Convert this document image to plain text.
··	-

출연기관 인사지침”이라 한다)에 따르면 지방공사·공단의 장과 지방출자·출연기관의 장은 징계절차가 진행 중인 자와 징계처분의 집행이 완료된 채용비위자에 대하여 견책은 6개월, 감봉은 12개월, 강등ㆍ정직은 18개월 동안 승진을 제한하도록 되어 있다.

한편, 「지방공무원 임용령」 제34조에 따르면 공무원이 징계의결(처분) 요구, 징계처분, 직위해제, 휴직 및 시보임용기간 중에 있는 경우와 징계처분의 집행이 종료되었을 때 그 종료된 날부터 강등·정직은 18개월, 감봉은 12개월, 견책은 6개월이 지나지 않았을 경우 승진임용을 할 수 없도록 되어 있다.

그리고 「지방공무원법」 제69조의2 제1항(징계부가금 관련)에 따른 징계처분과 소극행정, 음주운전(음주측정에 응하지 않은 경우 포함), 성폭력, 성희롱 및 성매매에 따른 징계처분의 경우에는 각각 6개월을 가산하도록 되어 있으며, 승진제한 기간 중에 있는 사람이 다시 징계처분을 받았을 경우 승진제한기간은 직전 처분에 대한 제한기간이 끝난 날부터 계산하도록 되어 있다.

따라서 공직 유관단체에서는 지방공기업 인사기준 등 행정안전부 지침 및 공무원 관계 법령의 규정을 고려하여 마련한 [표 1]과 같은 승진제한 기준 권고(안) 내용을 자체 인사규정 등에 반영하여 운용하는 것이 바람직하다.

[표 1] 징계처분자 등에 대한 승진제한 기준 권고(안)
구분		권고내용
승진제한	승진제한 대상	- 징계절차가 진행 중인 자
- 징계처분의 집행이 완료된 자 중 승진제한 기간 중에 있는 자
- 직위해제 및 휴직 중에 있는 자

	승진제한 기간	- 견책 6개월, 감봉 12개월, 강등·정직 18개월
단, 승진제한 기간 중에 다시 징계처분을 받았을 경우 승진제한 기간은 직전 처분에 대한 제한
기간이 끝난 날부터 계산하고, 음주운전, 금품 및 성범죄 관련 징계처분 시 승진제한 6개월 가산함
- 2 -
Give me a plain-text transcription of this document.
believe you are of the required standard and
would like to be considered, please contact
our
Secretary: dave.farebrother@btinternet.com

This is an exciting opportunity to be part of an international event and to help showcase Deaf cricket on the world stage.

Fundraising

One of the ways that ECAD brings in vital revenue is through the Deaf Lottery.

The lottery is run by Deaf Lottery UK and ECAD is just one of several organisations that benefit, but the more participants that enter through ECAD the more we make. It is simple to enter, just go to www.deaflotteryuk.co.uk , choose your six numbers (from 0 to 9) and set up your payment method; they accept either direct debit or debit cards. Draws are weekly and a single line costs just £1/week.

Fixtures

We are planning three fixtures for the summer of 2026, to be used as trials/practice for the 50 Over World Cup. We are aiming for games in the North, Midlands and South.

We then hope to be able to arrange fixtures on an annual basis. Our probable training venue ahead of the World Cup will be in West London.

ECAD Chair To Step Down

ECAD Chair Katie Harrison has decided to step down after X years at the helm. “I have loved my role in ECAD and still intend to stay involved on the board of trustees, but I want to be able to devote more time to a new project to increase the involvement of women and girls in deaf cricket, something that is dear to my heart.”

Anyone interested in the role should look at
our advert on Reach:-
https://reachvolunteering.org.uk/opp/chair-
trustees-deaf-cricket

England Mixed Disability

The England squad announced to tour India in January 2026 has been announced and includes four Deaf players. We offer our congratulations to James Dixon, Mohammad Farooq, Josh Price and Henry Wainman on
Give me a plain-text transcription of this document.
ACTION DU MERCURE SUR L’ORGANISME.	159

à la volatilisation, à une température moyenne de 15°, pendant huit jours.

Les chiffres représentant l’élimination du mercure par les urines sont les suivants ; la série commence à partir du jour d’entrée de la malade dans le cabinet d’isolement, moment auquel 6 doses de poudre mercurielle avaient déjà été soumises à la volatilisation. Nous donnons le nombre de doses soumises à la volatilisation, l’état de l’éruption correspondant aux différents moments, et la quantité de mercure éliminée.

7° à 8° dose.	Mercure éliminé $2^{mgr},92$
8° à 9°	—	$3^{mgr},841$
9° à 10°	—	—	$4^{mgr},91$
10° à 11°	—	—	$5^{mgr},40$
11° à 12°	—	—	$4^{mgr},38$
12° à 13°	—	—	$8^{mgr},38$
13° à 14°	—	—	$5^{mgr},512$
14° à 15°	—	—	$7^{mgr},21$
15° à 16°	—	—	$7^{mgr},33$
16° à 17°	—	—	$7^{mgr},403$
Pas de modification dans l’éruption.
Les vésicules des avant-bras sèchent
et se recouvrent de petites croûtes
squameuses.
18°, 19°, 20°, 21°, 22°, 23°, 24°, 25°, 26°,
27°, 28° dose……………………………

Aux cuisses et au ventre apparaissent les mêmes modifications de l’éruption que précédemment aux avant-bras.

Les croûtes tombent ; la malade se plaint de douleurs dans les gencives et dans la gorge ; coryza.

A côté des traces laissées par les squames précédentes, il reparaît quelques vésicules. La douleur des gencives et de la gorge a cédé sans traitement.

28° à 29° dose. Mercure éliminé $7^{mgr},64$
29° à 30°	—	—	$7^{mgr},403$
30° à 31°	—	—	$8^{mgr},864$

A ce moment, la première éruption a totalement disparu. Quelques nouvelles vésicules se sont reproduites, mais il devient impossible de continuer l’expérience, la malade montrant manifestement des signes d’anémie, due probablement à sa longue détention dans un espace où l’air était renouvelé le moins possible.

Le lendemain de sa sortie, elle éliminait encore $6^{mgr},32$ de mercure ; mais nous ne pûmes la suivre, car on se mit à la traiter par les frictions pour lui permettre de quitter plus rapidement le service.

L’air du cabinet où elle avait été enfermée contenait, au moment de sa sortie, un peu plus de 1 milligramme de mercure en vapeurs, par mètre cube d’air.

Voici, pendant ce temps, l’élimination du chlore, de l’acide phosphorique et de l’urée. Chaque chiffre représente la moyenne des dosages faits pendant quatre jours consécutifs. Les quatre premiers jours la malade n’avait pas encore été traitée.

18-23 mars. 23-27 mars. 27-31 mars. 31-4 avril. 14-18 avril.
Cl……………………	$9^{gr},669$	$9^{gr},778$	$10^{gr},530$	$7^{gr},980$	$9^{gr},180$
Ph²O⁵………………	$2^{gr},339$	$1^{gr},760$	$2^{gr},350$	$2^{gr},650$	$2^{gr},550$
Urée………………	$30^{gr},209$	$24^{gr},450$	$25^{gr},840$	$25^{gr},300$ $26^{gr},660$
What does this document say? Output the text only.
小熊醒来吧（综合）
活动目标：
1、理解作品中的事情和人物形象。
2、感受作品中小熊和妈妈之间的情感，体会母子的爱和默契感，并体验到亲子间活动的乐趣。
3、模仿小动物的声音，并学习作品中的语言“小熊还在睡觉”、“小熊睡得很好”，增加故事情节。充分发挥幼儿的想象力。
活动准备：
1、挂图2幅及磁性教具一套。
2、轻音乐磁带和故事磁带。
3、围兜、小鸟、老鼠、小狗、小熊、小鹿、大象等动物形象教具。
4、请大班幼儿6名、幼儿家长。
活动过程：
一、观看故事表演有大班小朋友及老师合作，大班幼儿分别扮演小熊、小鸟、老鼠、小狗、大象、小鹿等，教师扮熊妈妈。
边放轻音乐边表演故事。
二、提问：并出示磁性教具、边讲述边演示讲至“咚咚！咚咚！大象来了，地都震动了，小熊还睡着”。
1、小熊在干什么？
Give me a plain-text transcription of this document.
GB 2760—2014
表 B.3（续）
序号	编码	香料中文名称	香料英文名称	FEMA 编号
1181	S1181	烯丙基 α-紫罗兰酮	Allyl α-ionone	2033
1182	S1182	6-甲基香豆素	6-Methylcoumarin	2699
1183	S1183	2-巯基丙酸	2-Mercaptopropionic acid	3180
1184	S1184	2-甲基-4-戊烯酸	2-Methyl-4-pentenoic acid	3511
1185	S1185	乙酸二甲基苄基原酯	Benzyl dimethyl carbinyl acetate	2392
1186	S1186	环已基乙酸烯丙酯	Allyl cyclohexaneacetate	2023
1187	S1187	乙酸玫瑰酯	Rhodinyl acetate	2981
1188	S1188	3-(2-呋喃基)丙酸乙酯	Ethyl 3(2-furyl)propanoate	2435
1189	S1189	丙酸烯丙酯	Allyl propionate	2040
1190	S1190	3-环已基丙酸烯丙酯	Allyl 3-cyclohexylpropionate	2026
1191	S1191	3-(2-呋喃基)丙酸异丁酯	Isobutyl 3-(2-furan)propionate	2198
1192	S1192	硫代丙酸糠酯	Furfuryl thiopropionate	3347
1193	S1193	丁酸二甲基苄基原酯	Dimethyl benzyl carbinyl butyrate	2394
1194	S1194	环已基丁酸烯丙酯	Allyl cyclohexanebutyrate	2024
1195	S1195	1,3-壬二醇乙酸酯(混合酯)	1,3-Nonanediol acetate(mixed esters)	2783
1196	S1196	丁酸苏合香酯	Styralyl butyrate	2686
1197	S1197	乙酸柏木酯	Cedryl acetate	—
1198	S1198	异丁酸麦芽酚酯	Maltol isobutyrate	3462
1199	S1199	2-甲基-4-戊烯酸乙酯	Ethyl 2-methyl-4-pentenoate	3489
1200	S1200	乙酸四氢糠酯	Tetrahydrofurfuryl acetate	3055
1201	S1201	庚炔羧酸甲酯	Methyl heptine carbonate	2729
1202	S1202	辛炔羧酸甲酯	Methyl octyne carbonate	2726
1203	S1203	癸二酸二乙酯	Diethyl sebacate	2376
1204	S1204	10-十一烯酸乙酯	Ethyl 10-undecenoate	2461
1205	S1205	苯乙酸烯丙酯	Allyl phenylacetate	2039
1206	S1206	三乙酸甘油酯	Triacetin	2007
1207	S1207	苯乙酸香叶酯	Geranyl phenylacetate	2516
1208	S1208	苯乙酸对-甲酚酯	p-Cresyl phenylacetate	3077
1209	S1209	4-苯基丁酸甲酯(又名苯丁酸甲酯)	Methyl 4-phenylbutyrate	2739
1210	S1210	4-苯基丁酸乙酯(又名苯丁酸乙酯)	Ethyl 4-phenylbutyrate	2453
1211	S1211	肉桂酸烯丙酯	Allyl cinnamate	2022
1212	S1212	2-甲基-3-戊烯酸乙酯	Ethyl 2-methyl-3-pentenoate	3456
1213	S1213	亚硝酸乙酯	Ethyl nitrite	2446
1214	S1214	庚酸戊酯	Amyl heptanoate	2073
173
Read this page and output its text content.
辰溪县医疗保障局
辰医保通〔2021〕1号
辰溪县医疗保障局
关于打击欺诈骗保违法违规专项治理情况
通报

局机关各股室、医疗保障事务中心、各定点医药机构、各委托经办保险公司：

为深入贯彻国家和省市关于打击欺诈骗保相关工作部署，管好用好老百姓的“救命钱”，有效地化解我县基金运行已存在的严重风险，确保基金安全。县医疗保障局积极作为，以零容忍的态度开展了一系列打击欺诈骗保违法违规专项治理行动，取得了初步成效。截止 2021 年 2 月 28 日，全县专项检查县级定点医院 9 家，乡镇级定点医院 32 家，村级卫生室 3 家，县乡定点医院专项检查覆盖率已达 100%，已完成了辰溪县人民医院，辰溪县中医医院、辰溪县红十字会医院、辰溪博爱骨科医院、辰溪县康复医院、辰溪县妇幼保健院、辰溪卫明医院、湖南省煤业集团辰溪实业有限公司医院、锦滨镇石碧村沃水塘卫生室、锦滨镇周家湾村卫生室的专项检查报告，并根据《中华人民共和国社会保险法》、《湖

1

§ §

→ Exercise prompt
Find each line holding "carbonate". Copy it out.

→ Solution to the problem
1201	S1201	庚炔羧酸甲酯	Methyl heptine carbonate	2729
1202	S1202	辛炔羧酸甲酯	Methyl octyne carbonate	2726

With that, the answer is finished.